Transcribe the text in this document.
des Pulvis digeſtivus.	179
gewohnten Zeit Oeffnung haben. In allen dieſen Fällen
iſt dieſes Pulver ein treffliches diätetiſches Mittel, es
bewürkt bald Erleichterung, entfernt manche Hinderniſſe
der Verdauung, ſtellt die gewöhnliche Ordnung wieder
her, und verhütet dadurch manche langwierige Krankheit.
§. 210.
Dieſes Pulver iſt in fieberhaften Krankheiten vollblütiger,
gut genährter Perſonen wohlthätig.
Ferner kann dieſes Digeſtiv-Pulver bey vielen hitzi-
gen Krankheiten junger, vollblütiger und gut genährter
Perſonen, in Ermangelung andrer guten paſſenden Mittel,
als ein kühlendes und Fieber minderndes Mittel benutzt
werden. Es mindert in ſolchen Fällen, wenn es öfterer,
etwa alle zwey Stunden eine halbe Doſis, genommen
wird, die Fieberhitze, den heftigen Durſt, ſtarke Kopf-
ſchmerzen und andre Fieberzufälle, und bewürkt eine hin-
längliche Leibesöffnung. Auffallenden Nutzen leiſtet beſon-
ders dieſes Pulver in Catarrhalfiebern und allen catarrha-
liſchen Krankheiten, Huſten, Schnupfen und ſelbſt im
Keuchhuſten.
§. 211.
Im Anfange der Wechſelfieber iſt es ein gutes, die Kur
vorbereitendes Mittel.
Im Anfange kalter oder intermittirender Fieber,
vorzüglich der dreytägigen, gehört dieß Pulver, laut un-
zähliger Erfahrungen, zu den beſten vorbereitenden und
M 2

————

Wherever a line in the data above contains the word "Pulver", copy that line.

iſt dieſes Pulver ein treffliches diätetiſches Mittel, es
Dieſes Pulver iſt in fieberhaften Krankheiten vollblütiger,
Ferner kann dieſes Digeſtiv-Pulver bey vielen hitzi-
ders dieſes Pulver in Catarrhalfiebern und allen catarrha-
vorzüglich der dreytägigen, gehört dieß Pulver, laut un-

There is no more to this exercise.